Figure content listings:
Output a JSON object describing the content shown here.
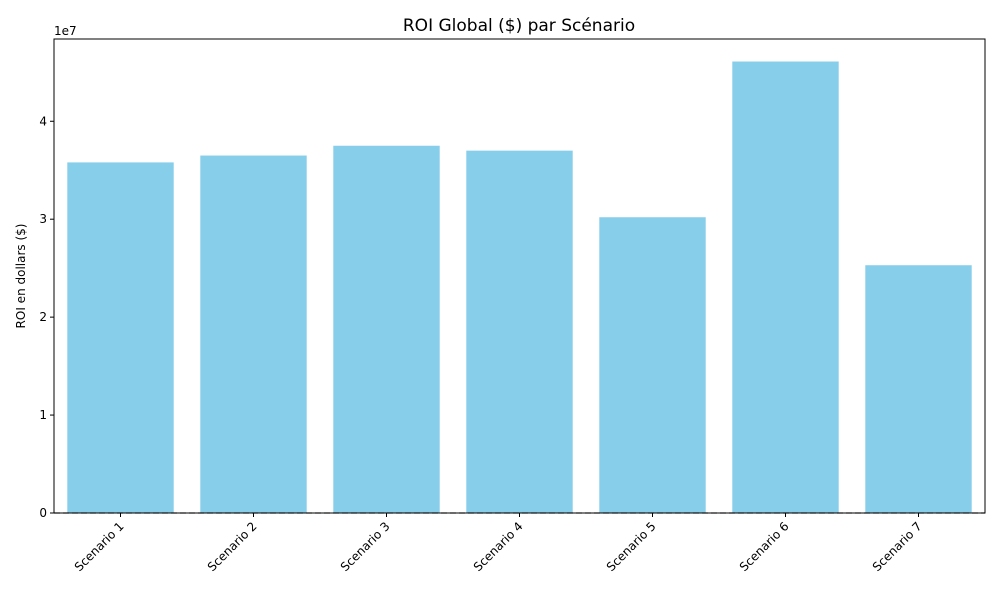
{
  "chart_data": {
    "type": "bar",
    "title": "ROI Global ($) par Scénario",
    "xlabel": "",
    "ylabel": "ROI en dollars ($)",
    "offset_label": "1e7",
    "categories": [
      "Scenario 1",
      "Scenario 2",
      "Scenario 3",
      "Scenario 4",
      "Scenario 5",
      "Scenario 6",
      "Scenario 7"
    ],
    "values": [
      35800000,
      36500000,
      37500000,
      37000000,
      30200000,
      46100000,
      25300000
    ],
    "ylim": [
      0,
      48400000
    ],
    "yticks": [
      0,
      10000000,
      20000000,
      30000000,
      40000000
    ],
    "ytick_labels": [
      "0",
      "1",
      "2",
      "3",
      "4"
    ],
    "bar_color": "#87ceeb",
    "baseline": {
      "value": 0,
      "style": "dashed",
      "color": "#555555"
    },
    "grid": false,
    "legend": "none"
  }
}
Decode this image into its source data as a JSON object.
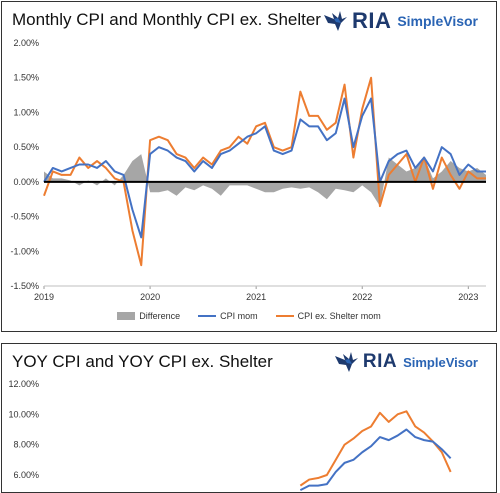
{
  "brand": {
    "ria": "RIA",
    "simplevisor": "SimpleVisor"
  },
  "colors": {
    "cpi": "#4472c4",
    "cpi_ex_shelter": "#ed7d31",
    "difference": "#a6a6a6",
    "zero_line": "#000000",
    "brand_dark": "#1e3a6e",
    "brand_light": "#2a64b4"
  },
  "icons": {
    "logo": "eagle-logo-icon"
  },
  "chart_data": [
    {
      "type": "line",
      "title": "Monthly CPI and Monthly CPI ex. Shelter",
      "xlabel": "",
      "ylabel": "",
      "x_tick_labels": [
        "2019",
        "2020",
        "2021",
        "2022",
        "2023"
      ],
      "y_tick_labels": [
        "2.00%",
        "1.50%",
        "1.00%",
        "0.50%",
        "0.00%",
        "-0.50%",
        "-1.00%",
        "-1.50%"
      ],
      "ylim": [
        -1.5,
        2.0
      ],
      "legend_placement": "bottom",
      "x": [
        "2019-01",
        "2019-02",
        "2019-03",
        "2019-04",
        "2019-05",
        "2019-06",
        "2019-07",
        "2019-08",
        "2019-09",
        "2019-10",
        "2019-11",
        "2019-12",
        "2020-01",
        "2020-02",
        "2020-03",
        "2020-04",
        "2020-05",
        "2020-06",
        "2020-07",
        "2020-08",
        "2020-09",
        "2020-10",
        "2020-11",
        "2020-12",
        "2021-01",
        "2021-02",
        "2021-03",
        "2021-04",
        "2021-05",
        "2021-06",
        "2021-07",
        "2021-08",
        "2021-09",
        "2021-10",
        "2021-11",
        "2021-12",
        "2022-01",
        "2022-02",
        "2022-03",
        "2022-04",
        "2022-05",
        "2022-06",
        "2022-07",
        "2022-08",
        "2022-09",
        "2022-10",
        "2022-11",
        "2022-12",
        "2023-01",
        "2023-02",
        "2023-03"
      ],
      "series": [
        {
          "name": "Difference",
          "type": "area",
          "values": [
            0.15,
            0.05,
            0.05,
            0.02,
            -0.05,
            0.02,
            -0.05,
            0.05,
            -0.05,
            0.1,
            0.3,
            0.4,
            -0.15,
            -0.15,
            -0.12,
            -0.2,
            -0.08,
            -0.12,
            -0.05,
            -0.1,
            -0.2,
            -0.05,
            -0.05,
            -0.05,
            -0.1,
            -0.15,
            -0.15,
            -0.1,
            -0.08,
            -0.1,
            -0.08,
            -0.15,
            -0.25,
            -0.1,
            -0.12,
            -0.15,
            -0.05,
            -0.15,
            -0.35,
            0.35,
            0.25,
            0.15,
            0.2,
            0.35,
            0.05,
            0.15,
            0.3,
            0.2,
            0.15,
            0.2,
            0.1
          ]
        },
        {
          "name": "CPI mom",
          "values": [
            0.0,
            0.2,
            0.15,
            0.2,
            0.25,
            0.25,
            0.2,
            0.3,
            0.15,
            0.1,
            -0.4,
            -0.8,
            0.4,
            0.5,
            0.45,
            0.35,
            0.3,
            0.15,
            0.3,
            0.2,
            0.4,
            0.45,
            0.55,
            0.65,
            0.7,
            0.8,
            0.45,
            0.4,
            0.45,
            0.9,
            0.8,
            0.8,
            0.6,
            0.7,
            1.2,
            0.5,
            0.95,
            1.2,
            0.0,
            0.3,
            0.4,
            0.45,
            0.2,
            0.35,
            0.15,
            0.5,
            0.4,
            0.1,
            0.25,
            0.15,
            0.15
          ]
        },
        {
          "name": "CPI ex. Shelter mom",
          "values": [
            -0.2,
            0.15,
            0.1,
            0.1,
            0.35,
            0.2,
            0.3,
            0.2,
            0.05,
            0.0,
            -0.7,
            -1.2,
            0.6,
            0.65,
            0.6,
            0.4,
            0.35,
            0.2,
            0.35,
            0.25,
            0.45,
            0.5,
            0.65,
            0.55,
            0.8,
            0.85,
            0.5,
            0.45,
            0.5,
            1.3,
            0.95,
            0.95,
            0.75,
            0.85,
            1.4,
            0.35,
            1.05,
            1.5,
            -0.35,
            0.1,
            0.25,
            0.4,
            0.0,
            0.35,
            -0.1,
            0.35,
            0.1,
            -0.1,
            0.15,
            0.05,
            0.05
          ]
        }
      ]
    },
    {
      "type": "line",
      "title": "YOY CPI and YOY CPI ex. Shelter",
      "xlabel": "",
      "ylabel": "",
      "y_tick_labels": [
        "12.00%",
        "10.00%",
        "8.00%",
        "6.00%"
      ],
      "ylim": [
        4.0,
        12.0
      ],
      "x": [
        "2021-06",
        "2021-07",
        "2021-08",
        "2021-09",
        "2021-10",
        "2021-11",
        "2021-12",
        "2022-01",
        "2022-02",
        "2022-03",
        "2022-04",
        "2022-05",
        "2022-06",
        "2022-07",
        "2022-08",
        "2022-09",
        "2022-10",
        "2022-11"
      ],
      "series": [
        {
          "name": "CPI",
          "values": [
            5.0,
            5.3,
            5.3,
            5.4,
            6.2,
            6.8,
            7.0,
            7.5,
            7.9,
            8.5,
            8.3,
            8.6,
            9.0,
            8.5,
            8.3,
            8.2,
            7.7,
            7.1
          ]
        },
        {
          "name": "CPI ex. Shelter",
          "values": [
            5.3,
            5.7,
            5.8,
            6.0,
            7.0,
            8.0,
            8.4,
            8.9,
            9.2,
            10.1,
            9.5,
            10.0,
            10.2,
            9.2,
            8.8,
            8.2,
            7.5,
            6.2
          ]
        }
      ]
    }
  ],
  "legend": {
    "difference": "Difference",
    "cpi_mom": "CPI mom",
    "cpi_ex_shelter_mom": "CPI ex. Shelter mom"
  }
}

* REQUIREMENTS *
Leave out the pictures and copy the rest of the material above exactly.

* WRITTEN RESPONSE *
Output a JSON object describing the content shown here.
{
  "chart_data": {
    "type": "bar",
    "title": "ROI Global ($) par Scénario",
    "xlabel": "",
    "ylabel": "ROI en dollars ($)",
    "offset_label": "1e7",
    "categories": [
      "Scenario 1",
      "Scenario 2",
      "Scenario 3",
      "Scenario 4",
      "Scenario 5",
      "Scenario 6",
      "Scenario 7"
    ],
    "values": [
      35800000,
      36500000,
      37500000,
      37000000,
      30200000,
      46100000,
      25300000
    ],
    "ylim": [
      0,
      48400000
    ],
    "yticks": [
      0,
      10000000,
      20000000,
      30000000,
      40000000
    ],
    "ytick_labels": [
      "0",
      "1",
      "2",
      "3",
      "4"
    ],
    "bar_color": "#87ceeb",
    "baseline": {
      "value": 0,
      "style": "dashed",
      "color": "#555555"
    },
    "grid": false,
    "legend": "none"
  }
}
Decode this image into its source data as a JSON object.
{
  "brand": {
    "ria": "RIA",
    "simplevisor": "SimpleVisor"
  },
  "colors": {
    "cpi": "#4472c4",
    "cpi_ex_shelter": "#ed7d31",
    "difference": "#a6a6a6",
    "zero_line": "#000000",
    "brand_dark": "#1e3a6e",
    "brand_light": "#2a64b4"
  },
  "icons": {
    "logo": "eagle-logo-icon"
  },
  "chart_data": [
    {
      "type": "line",
      "title": "Monthly CPI and Monthly CPI ex. Shelter",
      "xlabel": "",
      "ylabel": "",
      "x_tick_labels": [
        "2019",
        "2020",
        "2021",
        "2022",
        "2023"
      ],
      "y_tick_labels": [
        "2.00%",
        "1.50%",
        "1.00%",
        "0.50%",
        "0.00%",
        "-0.50%",
        "-1.00%",
        "-1.50%"
      ],
      "ylim": [
        -1.5,
        2.0
      ],
      "legend_placement": "bottom",
      "x": [
        "2019-01",
        "2019-02",
        "2019-03",
        "2019-04",
        "2019-05",
        "2019-06",
        "2019-07",
        "2019-08",
        "2019-09",
        "2019-10",
        "2019-11",
        "2019-12",
        "2020-01",
        "2020-02",
        "2020-03",
        "2020-04",
        "2020-05",
        "2020-06",
        "2020-07",
        "2020-08",
        "2020-09",
        "2020-10",
        "2020-11",
        "2020-12",
        "2021-01",
        "2021-02",
        "2021-03",
        "2021-04",
        "2021-05",
        "2021-06",
        "2021-07",
        "2021-08",
        "2021-09",
        "2021-10",
        "2021-11",
        "2021-12",
        "2022-01",
        "2022-02",
        "2022-03",
        "2022-04",
        "2022-05",
        "2022-06",
        "2022-07",
        "2022-08",
        "2022-09",
        "2022-10",
        "2022-11",
        "2022-12",
        "2023-01",
        "2023-02",
        "2023-03"
      ],
      "series": [
        {
          "name": "Difference",
          "type": "area",
          "values": [
            0.15,
            0.05,
            0.05,
            0.02,
            -0.05,
            0.02,
            -0.05,
            0.05,
            -0.05,
            0.1,
            0.3,
            0.4,
            -0.15,
            -0.15,
            -0.12,
            -0.2,
            -0.08,
            -0.12,
            -0.05,
            -0.1,
            -0.2,
            -0.05,
            -0.05,
            -0.05,
            -0.1,
            -0.15,
            -0.15,
            -0.1,
            -0.08,
            -0.1,
            -0.08,
            -0.15,
            -0.25,
            -0.1,
            -0.12,
            -0.15,
            -0.05,
            -0.15,
            -0.35,
            0.35,
            0.25,
            0.15,
            0.2,
            0.35,
            0.05,
            0.15,
            0.3,
            0.2,
            0.15,
            0.2,
            0.1
          ]
        },
        {
          "name": "CPI mom",
          "values": [
            0.0,
            0.2,
            0.15,
            0.2,
            0.25,
            0.25,
            0.2,
            0.3,
            0.15,
            0.1,
            -0.4,
            -0.8,
            0.4,
            0.5,
            0.45,
            0.35,
            0.3,
            0.15,
            0.3,
            0.2,
            0.4,
            0.45,
            0.55,
            0.65,
            0.7,
            0.8,
            0.45,
            0.4,
            0.45,
            0.9,
            0.8,
            0.8,
            0.6,
            0.7,
            1.2,
            0.5,
            0.95,
            1.2,
            0.0,
            0.3,
            0.4,
            0.45,
            0.2,
            0.35,
            0.15,
            0.5,
            0.4,
            0.1,
            0.25,
            0.15,
            0.15
          ]
        },
        {
          "name": "CPI ex. Shelter mom",
          "values": [
            -0.2,
            0.15,
            0.1,
            0.1,
            0.35,
            0.2,
            0.3,
            0.2,
            0.05,
            0.0,
            -0.7,
            -1.2,
            0.6,
            0.65,
            0.6,
            0.4,
            0.35,
            0.2,
            0.35,
            0.25,
            0.45,
            0.5,
            0.65,
            0.55,
            0.8,
            0.85,
            0.5,
            0.45,
            0.5,
            1.3,
            0.95,
            0.95,
            0.75,
            0.85,
            1.4,
            0.35,
            1.05,
            1.5,
            -0.35,
            0.1,
            0.25,
            0.4,
            0.0,
            0.35,
            -0.1,
            0.35,
            0.1,
            -0.1,
            0.15,
            0.05,
            0.05
          ]
        }
      ]
    },
    {
      "type": "line",
      "title": "YOY CPI and YOY CPI ex. Shelter",
      "xlabel": "",
      "ylabel": "",
      "y_tick_labels": [
        "12.00%",
        "10.00%",
        "8.00%",
        "6.00%"
      ],
      "ylim": [
        4.0,
        12.0
      ],
      "x": [
        "2021-06",
        "2021-07",
        "2021-08",
        "2021-09",
        "2021-10",
        "2021-11",
        "2021-12",
        "2022-01",
        "2022-02",
        "2022-03",
        "2022-04",
        "2022-05",
        "2022-06",
        "2022-07",
        "2022-08",
        "2022-09",
        "2022-10",
        "2022-11"
      ],
      "series": [
        {
          "name": "CPI",
          "values": [
            5.0,
            5.3,
            5.3,
            5.4,
            6.2,
            6.8,
            7.0,
            7.5,
            7.9,
            8.5,
            8.3,
            8.6,
            9.0,
            8.5,
            8.3,
            8.2,
            7.7,
            7.1
          ]
        },
        {
          "name": "CPI ex. Shelter",
          "values": [
            5.3,
            5.7,
            5.8,
            6.0,
            7.0,
            8.0,
            8.4,
            8.9,
            9.2,
            10.1,
            9.5,
            10.0,
            10.2,
            9.2,
            8.8,
            8.2,
            7.5,
            6.2
          ]
        }
      ]
    }
  ],
  "legend": {
    "difference": "Difference",
    "cpi_mom": "CPI mom",
    "cpi_ex_shelter_mom": "CPI ex. Shelter mom"
  }
}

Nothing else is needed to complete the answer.